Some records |
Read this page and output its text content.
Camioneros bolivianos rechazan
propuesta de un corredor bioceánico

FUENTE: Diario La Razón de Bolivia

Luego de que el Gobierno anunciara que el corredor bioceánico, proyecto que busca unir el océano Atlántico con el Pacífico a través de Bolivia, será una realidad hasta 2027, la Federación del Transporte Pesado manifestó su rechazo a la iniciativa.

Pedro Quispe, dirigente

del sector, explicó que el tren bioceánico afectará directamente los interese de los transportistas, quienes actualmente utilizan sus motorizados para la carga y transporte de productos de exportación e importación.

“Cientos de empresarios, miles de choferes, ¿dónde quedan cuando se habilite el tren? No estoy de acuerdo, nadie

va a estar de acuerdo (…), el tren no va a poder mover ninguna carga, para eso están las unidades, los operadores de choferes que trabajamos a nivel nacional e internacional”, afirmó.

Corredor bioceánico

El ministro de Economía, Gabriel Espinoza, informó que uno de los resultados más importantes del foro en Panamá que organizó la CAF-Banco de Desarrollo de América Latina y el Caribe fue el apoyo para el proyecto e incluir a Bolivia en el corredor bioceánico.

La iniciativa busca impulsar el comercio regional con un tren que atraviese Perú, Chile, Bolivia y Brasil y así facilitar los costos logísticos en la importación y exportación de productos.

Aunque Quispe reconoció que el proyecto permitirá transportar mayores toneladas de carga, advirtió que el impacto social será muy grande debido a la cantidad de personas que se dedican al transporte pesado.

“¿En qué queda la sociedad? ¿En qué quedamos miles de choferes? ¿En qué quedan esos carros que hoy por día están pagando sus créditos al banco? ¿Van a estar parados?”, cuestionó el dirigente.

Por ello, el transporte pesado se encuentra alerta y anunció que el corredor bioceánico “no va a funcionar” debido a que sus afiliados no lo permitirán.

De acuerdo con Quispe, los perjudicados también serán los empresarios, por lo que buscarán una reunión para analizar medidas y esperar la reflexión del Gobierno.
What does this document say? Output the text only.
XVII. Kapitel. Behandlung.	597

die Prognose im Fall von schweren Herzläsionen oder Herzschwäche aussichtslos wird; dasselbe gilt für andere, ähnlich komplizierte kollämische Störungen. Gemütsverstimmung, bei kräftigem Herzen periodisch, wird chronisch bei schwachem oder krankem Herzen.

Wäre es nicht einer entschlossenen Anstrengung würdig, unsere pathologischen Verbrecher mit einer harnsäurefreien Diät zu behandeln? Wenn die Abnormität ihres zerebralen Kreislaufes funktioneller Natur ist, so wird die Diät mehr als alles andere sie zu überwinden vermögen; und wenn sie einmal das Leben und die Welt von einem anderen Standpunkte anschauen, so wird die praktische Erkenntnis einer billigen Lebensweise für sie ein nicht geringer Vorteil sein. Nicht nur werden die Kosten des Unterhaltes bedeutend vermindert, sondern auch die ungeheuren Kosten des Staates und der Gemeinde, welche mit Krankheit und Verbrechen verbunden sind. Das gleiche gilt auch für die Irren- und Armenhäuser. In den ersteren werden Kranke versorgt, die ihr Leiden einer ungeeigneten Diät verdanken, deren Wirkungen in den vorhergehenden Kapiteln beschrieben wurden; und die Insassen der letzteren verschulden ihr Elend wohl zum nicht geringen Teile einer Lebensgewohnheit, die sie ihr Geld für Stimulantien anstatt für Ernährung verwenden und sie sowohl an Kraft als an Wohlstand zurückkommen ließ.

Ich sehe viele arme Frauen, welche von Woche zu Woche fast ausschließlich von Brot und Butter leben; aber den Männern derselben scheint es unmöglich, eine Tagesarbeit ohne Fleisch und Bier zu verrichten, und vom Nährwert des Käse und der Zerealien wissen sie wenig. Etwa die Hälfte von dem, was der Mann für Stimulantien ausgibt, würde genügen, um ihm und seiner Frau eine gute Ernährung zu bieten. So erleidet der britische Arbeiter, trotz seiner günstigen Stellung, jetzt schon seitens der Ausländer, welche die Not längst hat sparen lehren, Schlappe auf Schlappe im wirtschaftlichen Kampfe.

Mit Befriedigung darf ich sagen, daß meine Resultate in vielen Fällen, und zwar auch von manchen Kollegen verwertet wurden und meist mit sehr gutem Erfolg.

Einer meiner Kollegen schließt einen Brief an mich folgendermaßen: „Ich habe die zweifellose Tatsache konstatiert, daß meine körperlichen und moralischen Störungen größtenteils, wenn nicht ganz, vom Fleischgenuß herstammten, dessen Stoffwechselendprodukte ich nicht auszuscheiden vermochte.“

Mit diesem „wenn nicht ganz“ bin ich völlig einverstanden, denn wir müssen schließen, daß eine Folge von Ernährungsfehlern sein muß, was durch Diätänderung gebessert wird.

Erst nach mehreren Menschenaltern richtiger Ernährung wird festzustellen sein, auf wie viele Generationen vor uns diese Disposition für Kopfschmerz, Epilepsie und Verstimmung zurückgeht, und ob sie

Given task | Print the listing above in full, exactly as it is.

Task response |
Read this page and output its text content.
Camioneros bolivianos rechazan
propuesta de un corredor bioceánico

FUENTE: Diario La Razón de Bolivia

Luego de que el Gobierno anunciara que el corredor bioceánico, proyecto que busca unir el océano Atlántico con el Pacífico a través de Bolivia, será una realidad hasta 2027, la Federación del Transporte Pesado manifestó su rechazo a la iniciativa.

Pedro Quispe, dirigente

del sector, explicó que el tren bioceánico afectará directamente los interese de los transportistas, quienes actualmente utilizan sus motorizados para la carga y transporte de productos de exportación e importación.

“Cientos de empresarios, miles de choferes, ¿dónde quedan cuando se habilite el tren? No estoy de acuerdo, nadie

va a estar de acuerdo (…), el tren no va a poder mover ninguna carga, para eso están las unidades, los operadores de choferes que trabajamos a nivel nacional e internacional”, afirmó.

Corredor bioceánico

El ministro de Economía, Gabriel Espinoza, informó que uno de los resultados más importantes del foro en Panamá que organizó la CAF-Banco de Desarrollo de América Latina y el Caribe fue el apoyo para el proyecto e incluir a Bolivia en el corredor bioceánico.

La iniciativa busca impulsar el comercio regional con un tren que atraviese Perú, Chile, Bolivia y Brasil y así facilitar los costos logísticos en la importación y exportación de productos.

Aunque Quispe reconoció que el proyecto permitirá transportar mayores toneladas de carga, advirtió que el impacto social será muy grande debido a la cantidad de personas que se dedican al transporte pesado.

“¿En qué queda la sociedad? ¿En qué quedamos miles de choferes? ¿En qué quedan esos carros que hoy por día están pagando sus créditos al banco? ¿Van a estar parados?”, cuestionó el dirigente.

Por ello, el transporte pesado se encuentra alerta y anunció que el corredor bioceánico “no va a funcionar” debido a que sus afiliados no lo permitirán.

De acuerdo con Quispe, los perjudicados también serán los empresarios, por lo que buscarán una reunión para analizar medidas y esperar la reflexión del Gobierno.
What does this document say? Output the text only.
XVII. Kapitel. Behandlung.	597

die Prognose im Fall von schweren Herzläsionen oder Herzschwäche aussichtslos wird; dasselbe gilt für andere, ähnlich komplizierte kollämische Störungen. Gemütsverstimmung, bei kräftigem Herzen periodisch, wird chronisch bei schwachem oder krankem Herzen.

Wäre es nicht einer entschlossenen Anstrengung würdig, unsere pathologischen Verbrecher mit einer harnsäurefreien Diät zu behandeln? Wenn die Abnormität ihres zerebralen Kreislaufes funktioneller Natur ist, so wird die Diät mehr als alles andere sie zu überwinden vermögen; und wenn sie einmal das Leben und die Welt von einem anderen Standpunkte anschauen, so wird die praktische Erkenntnis einer billigen Lebensweise für sie ein nicht geringer Vorteil sein. Nicht nur werden die Kosten des Unterhaltes bedeutend vermindert, sondern auch die ungeheuren Kosten des Staates und der Gemeinde, welche mit Krankheit und Verbrechen verbunden sind. Das gleiche gilt auch für die Irren- und Armenhäuser. In den ersteren werden Kranke versorgt, die ihr Leiden einer ungeeigneten Diät verdanken, deren Wirkungen in den vorhergehenden Kapiteln beschrieben wurden; und die Insassen der letzteren verschulden ihr Elend wohl zum nicht geringen Teile einer Lebensgewohnheit, die sie ihr Geld für Stimulantien anstatt für Ernährung verwenden und sie sowohl an Kraft als an Wohlstand zurückkommen ließ.

Ich sehe viele arme Frauen, welche von Woche zu Woche fast ausschließlich von Brot und Butter leben; aber den Männern derselben scheint es unmöglich, eine Tagesarbeit ohne Fleisch und Bier zu verrichten, und vom Nährwert des Käse und der Zerealien wissen sie wenig. Etwa die Hälfte von dem, was der Mann für Stimulantien ausgibt, würde genügen, um ihm und seiner Frau eine gute Ernährung zu bieten. So erleidet der britische Arbeiter, trotz seiner günstigen Stellung, jetzt schon seitens der Ausländer, welche die Not längst hat sparen lehren, Schlappe auf Schlappe im wirtschaftlichen Kampfe.

Mit Befriedigung darf ich sagen, daß meine Resultate in vielen Fällen, und zwar auch von manchen Kollegen verwertet wurden und meist mit sehr gutem Erfolg.

Einer meiner Kollegen schließt einen Brief an mich folgendermaßen: „Ich habe die zweifellose Tatsache konstatiert, daß meine körperlichen und moralischen Störungen größtenteils, wenn nicht ganz, vom Fleischgenuß herstammten, dessen Stoffwechselendprodukte ich nicht auszuscheiden vermochte.“

Mit diesem „wenn nicht ganz“ bin ich völlig einverstanden, denn wir müssen schließen, daß eine Folge von Ernährungsfehlern sein muß, was durch Diätänderung gebessert wird.

Erst nach mehreren Menschenaltern richtiger Ernährung wird festzustellen sein, auf wie viele Generationen vor uns diese Disposition für Kopfschmerz, Epilepsie und Verstimmung zurückgeht, und ob sie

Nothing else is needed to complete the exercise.